To be done. Will you print the material below without altering a single character?

Working data.
----------------

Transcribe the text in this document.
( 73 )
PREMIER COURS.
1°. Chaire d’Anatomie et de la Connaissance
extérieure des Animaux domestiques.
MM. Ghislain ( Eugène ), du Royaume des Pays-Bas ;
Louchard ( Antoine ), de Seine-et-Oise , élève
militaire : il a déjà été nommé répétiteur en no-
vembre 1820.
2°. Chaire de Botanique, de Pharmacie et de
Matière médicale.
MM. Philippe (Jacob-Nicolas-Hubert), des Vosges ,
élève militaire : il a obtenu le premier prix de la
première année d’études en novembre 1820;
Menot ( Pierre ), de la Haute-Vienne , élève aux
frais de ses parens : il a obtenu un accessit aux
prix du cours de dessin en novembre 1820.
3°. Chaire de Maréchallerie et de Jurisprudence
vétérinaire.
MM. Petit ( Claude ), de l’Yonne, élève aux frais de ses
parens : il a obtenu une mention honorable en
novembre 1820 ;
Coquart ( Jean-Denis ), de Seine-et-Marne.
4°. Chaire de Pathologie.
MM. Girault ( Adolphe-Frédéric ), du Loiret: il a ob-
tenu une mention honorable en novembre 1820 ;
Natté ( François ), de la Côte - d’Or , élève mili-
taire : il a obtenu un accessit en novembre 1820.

----------------

Written answer.
Transcribe the text in this document.
( 73 )
PREMIER COURS.
1°. Chaire d’Anatomie et de la Connaissance
extérieure des Animaux domestiques.
MM. Ghislain ( Eugène ), du Royaume des Pays-Bas ;
Louchard ( Antoine ), de Seine-et-Oise , élève
militaire : il a déjà été nommé répétiteur en no-
vembre 1820.
2°. Chaire de Botanique, de Pharmacie et de
Matière médicale.
MM. Philippe (Jacob-Nicolas-Hubert), des Vosges ,
élève militaire : il a obtenu le premier prix de la
première année d’études en novembre 1820;
Menot ( Pierre ), de la Haute-Vienne , élève aux
frais de ses parens : il a obtenu un accessit aux
prix du cours de dessin en novembre 1820.
3°. Chaire de Maréchallerie et de Jurisprudence
vétérinaire.
MM. Petit ( Claude ), de l’Yonne, élève aux frais de ses
parens : il a obtenu une mention honorable en
novembre 1820 ;
Coquart ( Jean-Denis ), de Seine-et-Marne.
4°. Chaire de Pathologie.
MM. Girault ( Adolphe-Frédéric ), du Loiret: il a ob-
tenu une mention honorable en novembre 1820 ;
Natté ( François ), de la Côte - d’Or , élève mili-
taire : il a obtenu un accessit en novembre 1820.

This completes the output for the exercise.